↓

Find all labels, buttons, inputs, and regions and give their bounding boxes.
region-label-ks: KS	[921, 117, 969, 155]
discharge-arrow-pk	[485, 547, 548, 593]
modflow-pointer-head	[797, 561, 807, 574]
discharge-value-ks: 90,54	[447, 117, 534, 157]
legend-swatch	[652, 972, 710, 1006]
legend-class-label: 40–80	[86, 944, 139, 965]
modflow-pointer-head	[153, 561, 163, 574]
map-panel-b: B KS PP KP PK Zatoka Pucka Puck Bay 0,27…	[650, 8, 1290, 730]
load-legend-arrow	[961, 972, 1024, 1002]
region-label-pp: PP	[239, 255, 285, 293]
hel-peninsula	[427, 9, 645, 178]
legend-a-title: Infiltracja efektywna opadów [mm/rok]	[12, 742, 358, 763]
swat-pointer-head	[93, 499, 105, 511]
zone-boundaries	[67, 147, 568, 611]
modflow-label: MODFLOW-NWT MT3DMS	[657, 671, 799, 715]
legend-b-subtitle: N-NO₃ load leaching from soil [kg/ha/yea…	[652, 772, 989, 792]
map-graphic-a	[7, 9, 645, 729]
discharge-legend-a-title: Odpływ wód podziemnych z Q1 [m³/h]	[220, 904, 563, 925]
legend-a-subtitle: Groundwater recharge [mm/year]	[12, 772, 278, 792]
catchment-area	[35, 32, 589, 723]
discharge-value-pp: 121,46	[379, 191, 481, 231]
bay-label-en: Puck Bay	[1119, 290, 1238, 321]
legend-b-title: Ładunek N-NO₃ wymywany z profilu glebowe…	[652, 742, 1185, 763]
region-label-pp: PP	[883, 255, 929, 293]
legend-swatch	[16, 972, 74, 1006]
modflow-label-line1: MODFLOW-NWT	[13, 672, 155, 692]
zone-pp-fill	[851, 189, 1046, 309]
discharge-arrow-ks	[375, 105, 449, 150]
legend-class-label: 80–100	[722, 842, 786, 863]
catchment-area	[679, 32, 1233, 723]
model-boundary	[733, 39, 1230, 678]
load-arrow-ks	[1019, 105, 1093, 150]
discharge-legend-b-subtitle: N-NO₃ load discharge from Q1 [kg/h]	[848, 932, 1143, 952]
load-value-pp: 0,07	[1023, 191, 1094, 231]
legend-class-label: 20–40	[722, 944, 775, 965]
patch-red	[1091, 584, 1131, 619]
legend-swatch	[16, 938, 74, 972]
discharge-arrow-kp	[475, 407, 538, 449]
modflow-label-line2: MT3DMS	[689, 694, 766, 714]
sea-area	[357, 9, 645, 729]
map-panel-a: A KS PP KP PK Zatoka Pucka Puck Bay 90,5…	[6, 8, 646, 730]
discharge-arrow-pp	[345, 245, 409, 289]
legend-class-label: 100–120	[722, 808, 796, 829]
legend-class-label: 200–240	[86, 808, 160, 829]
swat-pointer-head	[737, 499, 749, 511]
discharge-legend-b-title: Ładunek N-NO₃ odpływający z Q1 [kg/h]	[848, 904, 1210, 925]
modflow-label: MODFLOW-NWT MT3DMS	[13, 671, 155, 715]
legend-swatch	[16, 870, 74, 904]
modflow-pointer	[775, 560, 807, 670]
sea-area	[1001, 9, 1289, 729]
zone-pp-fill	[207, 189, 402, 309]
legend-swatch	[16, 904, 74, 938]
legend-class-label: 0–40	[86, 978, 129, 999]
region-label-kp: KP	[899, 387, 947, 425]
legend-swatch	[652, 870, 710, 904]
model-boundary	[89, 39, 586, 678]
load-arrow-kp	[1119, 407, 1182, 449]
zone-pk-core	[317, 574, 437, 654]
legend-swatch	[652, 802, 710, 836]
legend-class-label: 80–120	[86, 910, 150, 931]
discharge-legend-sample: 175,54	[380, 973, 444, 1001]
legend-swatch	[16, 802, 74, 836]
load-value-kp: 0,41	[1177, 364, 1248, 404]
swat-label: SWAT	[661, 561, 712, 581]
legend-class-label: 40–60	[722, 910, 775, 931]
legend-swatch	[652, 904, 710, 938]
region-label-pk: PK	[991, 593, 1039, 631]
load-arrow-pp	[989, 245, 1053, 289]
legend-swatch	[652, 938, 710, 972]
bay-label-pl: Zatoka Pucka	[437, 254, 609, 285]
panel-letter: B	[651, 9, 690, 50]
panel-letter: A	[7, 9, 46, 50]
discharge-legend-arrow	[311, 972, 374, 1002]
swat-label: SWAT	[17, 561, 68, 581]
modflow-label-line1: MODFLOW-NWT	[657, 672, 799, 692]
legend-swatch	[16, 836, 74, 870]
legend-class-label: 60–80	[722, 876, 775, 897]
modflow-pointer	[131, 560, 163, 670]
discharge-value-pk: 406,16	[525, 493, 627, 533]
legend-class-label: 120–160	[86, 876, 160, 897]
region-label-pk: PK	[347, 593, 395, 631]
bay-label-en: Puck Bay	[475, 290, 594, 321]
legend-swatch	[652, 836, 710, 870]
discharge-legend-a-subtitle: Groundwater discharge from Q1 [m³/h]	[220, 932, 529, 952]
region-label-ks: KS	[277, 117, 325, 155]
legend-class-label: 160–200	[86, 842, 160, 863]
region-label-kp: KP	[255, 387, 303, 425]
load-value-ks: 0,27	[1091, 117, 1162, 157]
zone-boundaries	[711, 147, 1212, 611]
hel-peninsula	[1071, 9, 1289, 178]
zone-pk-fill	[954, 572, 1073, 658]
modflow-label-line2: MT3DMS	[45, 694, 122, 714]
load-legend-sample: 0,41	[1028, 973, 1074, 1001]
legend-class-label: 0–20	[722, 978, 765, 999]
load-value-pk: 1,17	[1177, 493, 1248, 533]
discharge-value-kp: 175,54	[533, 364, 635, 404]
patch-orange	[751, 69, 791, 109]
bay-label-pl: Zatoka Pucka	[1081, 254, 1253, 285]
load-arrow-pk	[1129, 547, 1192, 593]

↑

**AIM OF THE EXERCISE**:
Please copy the entries above word for word, keeping every line in its original order with its coordinates unchanged.

**RESULT OF THE TASK**:
Find all labels, buttons, inputs, and regions and give their bounding boxes.
region-label-ks: KS	[921, 117, 969, 155]
discharge-arrow-pk	[485, 547, 548, 593]
modflow-pointer-head	[797, 561, 807, 574]
discharge-value-ks: 90,54	[447, 117, 534, 157]
legend-swatch	[652, 972, 710, 1006]
legend-class-label: 40–80	[86, 944, 139, 965]
modflow-pointer-head	[153, 561, 163, 574]
map-panel-b: B KS PP KP PK Zatoka Pucka Puck Bay 0,27…	[650, 8, 1290, 730]
load-legend-arrow	[961, 972, 1024, 1002]
region-label-pp: PP	[239, 255, 285, 293]
hel-peninsula	[427, 9, 645, 178]
legend-a-title: Infiltracja efektywna opadów [mm/rok]	[12, 742, 358, 763]
swat-pointer-head	[93, 499, 105, 511]
zone-boundaries	[67, 147, 568, 611]
modflow-label: MODFLOW-NWT MT3DMS	[657, 671, 799, 715]
legend-b-subtitle: N-NO₃ load leaching from soil [kg/ha/yea…	[652, 772, 989, 792]
map-graphic-a	[7, 9, 645, 729]
discharge-legend-a-title: Odpływ wód podziemnych z Q1 [m³/h]	[220, 904, 563, 925]
legend-a-subtitle: Groundwater recharge [mm/year]	[12, 772, 278, 792]
catchment-area	[35, 32, 589, 723]
discharge-value-pp: 121,46	[379, 191, 481, 231]
bay-label-en: Puck Bay	[1119, 290, 1238, 321]
legend-b-title: Ładunek N-NO₃ wymywany z profilu glebowe…	[652, 742, 1185, 763]
region-label-pp: PP	[883, 255, 929, 293]
legend-swatch	[16, 972, 74, 1006]
modflow-label-line1: MODFLOW-NWT	[13, 672, 155, 692]
zone-pp-fill	[851, 189, 1046, 309]
discharge-arrow-ks	[375, 105, 449, 150]
legend-class-label: 80–100	[722, 842, 786, 863]
catchment-area	[679, 32, 1233, 723]
model-boundary	[733, 39, 1230, 678]
load-arrow-ks	[1019, 105, 1093, 150]
discharge-legend-b-subtitle: N-NO₃ load discharge from Q1 [kg/h]	[848, 932, 1143, 952]
load-value-pp: 0,07	[1023, 191, 1094, 231]
legend-class-label: 20–40	[722, 944, 775, 965]
patch-red	[1091, 584, 1131, 619]
legend-swatch	[16, 938, 74, 972]
discharge-arrow-kp	[475, 407, 538, 449]
modflow-label-line2: MT3DMS	[689, 694, 766, 714]
sea-area	[357, 9, 645, 729]
map-panel-a: A KS PP KP PK Zatoka Pucka Puck Bay 90,5…	[6, 8, 646, 730]
discharge-arrow-pp	[345, 245, 409, 289]
legend-class-label: 100–120	[722, 808, 796, 829]
legend-class-label: 200–240	[86, 808, 160, 829]
swat-pointer-head	[737, 499, 749, 511]
discharge-legend-b-title: Ładunek N-NO₃ odpływający z Q1 [kg/h]	[848, 904, 1210, 925]
modflow-label: MODFLOW-NWT MT3DMS	[13, 671, 155, 715]
legend-swatch	[16, 870, 74, 904]
modflow-pointer	[775, 560, 807, 670]
sea-area	[1001, 9, 1289, 729]
zone-pp-fill	[207, 189, 402, 309]
legend-swatch	[16, 904, 74, 938]
legend-class-label: 0–40	[86, 978, 129, 999]
region-label-kp: KP	[899, 387, 947, 425]
legend-swatch	[652, 870, 710, 904]
model-boundary	[89, 39, 586, 678]
load-arrow-kp	[1119, 407, 1182, 449]
zone-pk-core	[317, 574, 437, 654]
legend-swatch	[652, 802, 710, 836]
legend-class-label: 80–120	[86, 910, 150, 931]
discharge-legend-sample: 175,54	[380, 973, 444, 1001]
legend-swatch	[16, 802, 74, 836]
load-value-kp: 0,41	[1177, 364, 1248, 404]
swat-label: SWAT	[661, 561, 712, 581]
legend-class-label: 40–60	[722, 910, 775, 931]
legend-swatch	[652, 904, 710, 938]
region-label-pk: PK	[991, 593, 1039, 631]
load-arrow-pp	[989, 245, 1053, 289]
legend-swatch	[652, 938, 710, 972]
bay-label-pl: Zatoka Pucka	[437, 254, 609, 285]
panel-letter: B	[651, 9, 690, 50]
panel-letter: A	[7, 9, 46, 50]
discharge-legend-arrow	[311, 972, 374, 1002]
swat-label: SWAT	[17, 561, 68, 581]
modflow-label-line1: MODFLOW-NWT	[657, 672, 799, 692]
legend-swatch	[16, 836, 74, 870]
legend-class-label: 60–80	[722, 876, 775, 897]
modflow-pointer	[131, 560, 163, 670]
discharge-value-pk: 406,16	[525, 493, 627, 533]
legend-class-label: 120–160	[86, 876, 160, 897]
region-label-pk: PK	[347, 593, 395, 631]
bay-label-en: Puck Bay	[475, 290, 594, 321]
legend-swatch	[652, 836, 710, 870]
discharge-legend-a-subtitle: Groundwater discharge from Q1 [m³/h]	[220, 932, 529, 952]
region-label-ks: KS	[277, 117, 325, 155]
legend-class-label: 160–200	[86, 842, 160, 863]
region-label-kp: KP	[255, 387, 303, 425]
load-value-ks: 0,27	[1091, 117, 1162, 157]
zone-boundaries	[711, 147, 1212, 611]
hel-peninsula	[1071, 9, 1289, 178]
zone-pk-fill	[954, 572, 1073, 658]
modflow-label-line2: MT3DMS	[45, 694, 122, 714]
load-legend-sample: 0,41	[1028, 973, 1074, 1001]
legend-class-label: 0–20	[722, 978, 765, 999]
load-value-pk: 1,17	[1177, 493, 1248, 533]
discharge-value-kp: 175,54	[533, 364, 635, 404]
patch-orange	[751, 69, 791, 109]
bay-label-pl: Zatoka Pucka	[1081, 254, 1253, 285]
load-arrow-pk	[1129, 547, 1192, 593]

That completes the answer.